— start —
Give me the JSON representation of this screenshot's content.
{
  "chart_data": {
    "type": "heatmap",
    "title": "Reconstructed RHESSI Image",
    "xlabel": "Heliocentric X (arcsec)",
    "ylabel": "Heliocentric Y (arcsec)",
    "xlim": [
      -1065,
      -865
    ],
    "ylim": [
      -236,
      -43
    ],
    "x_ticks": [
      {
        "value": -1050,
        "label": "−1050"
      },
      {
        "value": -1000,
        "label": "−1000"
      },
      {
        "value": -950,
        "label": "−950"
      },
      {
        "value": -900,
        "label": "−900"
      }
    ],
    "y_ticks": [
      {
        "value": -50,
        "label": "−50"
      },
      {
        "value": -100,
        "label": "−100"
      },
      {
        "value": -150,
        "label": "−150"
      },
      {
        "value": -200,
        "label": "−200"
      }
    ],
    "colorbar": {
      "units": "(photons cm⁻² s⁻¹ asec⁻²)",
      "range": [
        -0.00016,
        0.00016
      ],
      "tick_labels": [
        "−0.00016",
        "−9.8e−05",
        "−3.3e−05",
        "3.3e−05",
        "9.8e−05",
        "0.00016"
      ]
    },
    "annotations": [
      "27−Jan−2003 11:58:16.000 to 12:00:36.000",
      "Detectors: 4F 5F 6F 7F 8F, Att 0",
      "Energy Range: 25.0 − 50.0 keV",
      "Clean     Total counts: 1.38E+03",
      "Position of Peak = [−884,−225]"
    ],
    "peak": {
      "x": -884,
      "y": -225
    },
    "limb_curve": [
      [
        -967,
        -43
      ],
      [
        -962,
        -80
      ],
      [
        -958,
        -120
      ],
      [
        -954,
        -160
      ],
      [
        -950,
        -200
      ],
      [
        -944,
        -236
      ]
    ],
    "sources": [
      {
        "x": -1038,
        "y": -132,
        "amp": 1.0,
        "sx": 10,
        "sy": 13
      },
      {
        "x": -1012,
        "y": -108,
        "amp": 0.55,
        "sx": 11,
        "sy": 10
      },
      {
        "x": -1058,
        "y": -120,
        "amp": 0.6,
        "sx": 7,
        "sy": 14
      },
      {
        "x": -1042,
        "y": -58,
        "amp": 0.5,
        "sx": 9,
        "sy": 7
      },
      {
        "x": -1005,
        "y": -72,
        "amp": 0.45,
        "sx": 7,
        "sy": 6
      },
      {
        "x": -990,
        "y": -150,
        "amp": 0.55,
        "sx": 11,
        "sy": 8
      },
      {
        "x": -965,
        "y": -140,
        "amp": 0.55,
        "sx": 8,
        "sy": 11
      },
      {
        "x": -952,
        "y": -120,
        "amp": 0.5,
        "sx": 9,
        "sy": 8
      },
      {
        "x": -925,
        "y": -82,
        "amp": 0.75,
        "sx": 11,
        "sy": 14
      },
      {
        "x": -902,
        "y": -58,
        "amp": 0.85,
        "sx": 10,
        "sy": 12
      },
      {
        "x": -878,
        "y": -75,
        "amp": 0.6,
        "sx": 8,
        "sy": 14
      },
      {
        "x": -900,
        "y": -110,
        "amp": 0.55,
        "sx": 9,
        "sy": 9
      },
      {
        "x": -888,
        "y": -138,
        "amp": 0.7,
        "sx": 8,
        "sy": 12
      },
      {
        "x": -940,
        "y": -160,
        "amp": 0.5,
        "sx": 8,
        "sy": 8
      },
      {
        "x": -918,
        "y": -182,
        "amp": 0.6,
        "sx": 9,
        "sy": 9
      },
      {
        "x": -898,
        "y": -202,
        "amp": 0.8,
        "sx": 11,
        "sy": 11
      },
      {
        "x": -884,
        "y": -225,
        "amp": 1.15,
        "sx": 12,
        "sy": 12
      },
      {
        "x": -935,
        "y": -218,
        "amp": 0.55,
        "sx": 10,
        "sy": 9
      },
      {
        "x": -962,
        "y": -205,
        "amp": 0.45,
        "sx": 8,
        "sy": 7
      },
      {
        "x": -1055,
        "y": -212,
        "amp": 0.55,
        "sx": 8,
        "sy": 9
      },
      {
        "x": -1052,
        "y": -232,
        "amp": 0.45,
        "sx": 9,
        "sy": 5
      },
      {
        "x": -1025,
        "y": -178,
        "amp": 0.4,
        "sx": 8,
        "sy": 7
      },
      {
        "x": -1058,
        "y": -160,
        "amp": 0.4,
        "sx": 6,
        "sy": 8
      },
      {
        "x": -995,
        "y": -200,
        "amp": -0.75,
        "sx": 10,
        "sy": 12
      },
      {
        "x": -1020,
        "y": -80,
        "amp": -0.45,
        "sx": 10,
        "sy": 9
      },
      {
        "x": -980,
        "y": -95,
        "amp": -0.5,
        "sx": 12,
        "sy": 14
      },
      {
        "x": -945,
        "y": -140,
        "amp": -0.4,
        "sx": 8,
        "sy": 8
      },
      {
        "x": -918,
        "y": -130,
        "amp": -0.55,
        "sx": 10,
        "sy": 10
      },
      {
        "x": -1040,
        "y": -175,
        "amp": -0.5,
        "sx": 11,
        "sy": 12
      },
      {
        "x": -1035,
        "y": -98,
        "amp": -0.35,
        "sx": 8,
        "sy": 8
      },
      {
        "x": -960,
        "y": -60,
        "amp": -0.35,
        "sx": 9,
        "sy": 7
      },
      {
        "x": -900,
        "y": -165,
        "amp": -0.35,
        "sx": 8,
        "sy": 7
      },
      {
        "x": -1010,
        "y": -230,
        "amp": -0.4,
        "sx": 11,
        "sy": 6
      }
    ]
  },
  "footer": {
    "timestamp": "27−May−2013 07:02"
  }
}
— end —
> _WHAT TO PRODUCE_: Return the listing above in full, character for character.

> _TASK SOLUTION_:
Give me the JSON representation of this screenshot's content.
{
  "chart_data": {
    "type": "heatmap",
    "title": "Reconstructed RHESSI Image",
    "xlabel": "Heliocentric X (arcsec)",
    "ylabel": "Heliocentric Y (arcsec)",
    "xlim": [
      -1065,
      -865
    ],
    "ylim": [
      -236,
      -43
    ],
    "x_ticks": [
      {
        "value": -1050,
        "label": "−1050"
      },
      {
        "value": -1000,
        "label": "−1000"
      },
      {
        "value": -950,
        "label": "−950"
      },
      {
        "value": -900,
        "label": "−900"
      }
    ],
    "y_ticks": [
      {
        "value": -50,
        "label": "−50"
      },
      {
        "value": -100,
        "label": "−100"
      },
      {
        "value": -150,
        "label": "−150"
      },
      {
        "value": -200,
        "label": "−200"
      }
    ],
    "colorbar": {
      "units": "(photons cm⁻² s⁻¹ asec⁻²)",
      "range": [
        -0.00016,
        0.00016
      ],
      "tick_labels": [
        "−0.00016",
        "−9.8e−05",
        "−3.3e−05",
        "3.3e−05",
        "9.8e−05",
        "0.00016"
      ]
    },
    "annotations": [
      "27−Jan−2003 11:58:16.000 to 12:00:36.000",
      "Detectors: 4F 5F 6F 7F 8F, Att 0",
      "Energy Range: 25.0 − 50.0 keV",
      "Clean     Total counts: 1.38E+03",
      "Position of Peak = [−884,−225]"
    ],
    "peak": {
      "x": -884,
      "y": -225
    },
    "limb_curve": [
      [
        -967,
        -43
      ],
      [
        -962,
        -80
      ],
      [
        -958,
        -120
      ],
      [
        -954,
        -160
      ],
      [
        -950,
        -200
      ],
      [
        -944,
        -236
      ]
    ],
    "sources": [
      {
        "x": -1038,
        "y": -132,
        "amp": 1.0,
        "sx": 10,
        "sy": 13
      },
      {
        "x": -1012,
        "y": -108,
        "amp": 0.55,
        "sx": 11,
        "sy": 10
      },
      {
        "x": -1058,
        "y": -120,
        "amp": 0.6,
        "sx": 7,
        "sy": 14
      },
      {
        "x": -1042,
        "y": -58,
        "amp": 0.5,
        "sx": 9,
        "sy": 7
      },
      {
        "x": -1005,
        "y": -72,
        "amp": 0.45,
        "sx": 7,
        "sy": 6
      },
      {
        "x": -990,
        "y": -150,
        "amp": 0.55,
        "sx": 11,
        "sy": 8
      },
      {
        "x": -965,
        "y": -140,
        "amp": 0.55,
        "sx": 8,
        "sy": 11
      },
      {
        "x": -952,
        "y": -120,
        "amp": 0.5,
        "sx": 9,
        "sy": 8
      },
      {
        "x": -925,
        "y": -82,
        "amp": 0.75,
        "sx": 11,
        "sy": 14
      },
      {
        "x": -902,
        "y": -58,
        "amp": 0.85,
        "sx": 10,
        "sy": 12
      },
      {
        "x": -878,
        "y": -75,
        "amp": 0.6,
        "sx": 8,
        "sy": 14
      },
      {
        "x": -900,
        "y": -110,
        "amp": 0.55,
        "sx": 9,
        "sy": 9
      },
      {
        "x": -888,
        "y": -138,
        "amp": 0.7,
        "sx": 8,
        "sy": 12
      },
      {
        "x": -940,
        "y": -160,
        "amp": 0.5,
        "sx": 8,
        "sy": 8
      },
      {
        "x": -918,
        "y": -182,
        "amp": 0.6,
        "sx": 9,
        "sy": 9
      },
      {
        "x": -898,
        "y": -202,
        "amp": 0.8,
        "sx": 11,
        "sy": 11
      },
      {
        "x": -884,
        "y": -225,
        "amp": 1.15,
        "sx": 12,
        "sy": 12
      },
      {
        "x": -935,
        "y": -218,
        "amp": 0.55,
        "sx": 10,
        "sy": 9
      },
      {
        "x": -962,
        "y": -205,
        "amp": 0.45,
        "sx": 8,
        "sy": 7
      },
      {
        "x": -1055,
        "y": -212,
        "amp": 0.55,
        "sx": 8,
        "sy": 9
      },
      {
        "x": -1052,
        "y": -232,
        "amp": 0.45,
        "sx": 9,
        "sy": 5
      },
      {
        "x": -1025,
        "y": -178,
        "amp": 0.4,
        "sx": 8,
        "sy": 7
      },
      {
        "x": -1058,
        "y": -160,
        "amp": 0.4,
        "sx": 6,
        "sy": 8
      },
      {
        "x": -995,
        "y": -200,
        "amp": -0.75,
        "sx": 10,
        "sy": 12
      },
      {
        "x": -1020,
        "y": -80,
        "amp": -0.45,
        "sx": 10,
        "sy": 9
      },
      {
        "x": -980,
        "y": -95,
        "amp": -0.5,
        "sx": 12,
        "sy": 14
      },
      {
        "x": -945,
        "y": -140,
        "amp": -0.4,
        "sx": 8,
        "sy": 8
      },
      {
        "x": -918,
        "y": -130,
        "amp": -0.55,
        "sx": 10,
        "sy": 10
      },
      {
        "x": -1040,
        "y": -175,
        "amp": -0.5,
        "sx": 11,
        "sy": 12
      },
      {
        "x": -1035,
        "y": -98,
        "amp": -0.35,
        "sx": 8,
        "sy": 8
      },
      {
        "x": -960,
        "y": -60,
        "amp": -0.35,
        "sx": 9,
        "sy": 7
      },
      {
        "x": -900,
        "y": -165,
        "amp": -0.35,
        "sx": 8,
        "sy": 7
      },
      {
        "x": -1010,
        "y": -230,
        "amp": -0.4,
        "sx": 11,
        "sy": 6
      }
    ]
  },
  "footer": {
    "timestamp": "27−May−2013 07:02"
  }
}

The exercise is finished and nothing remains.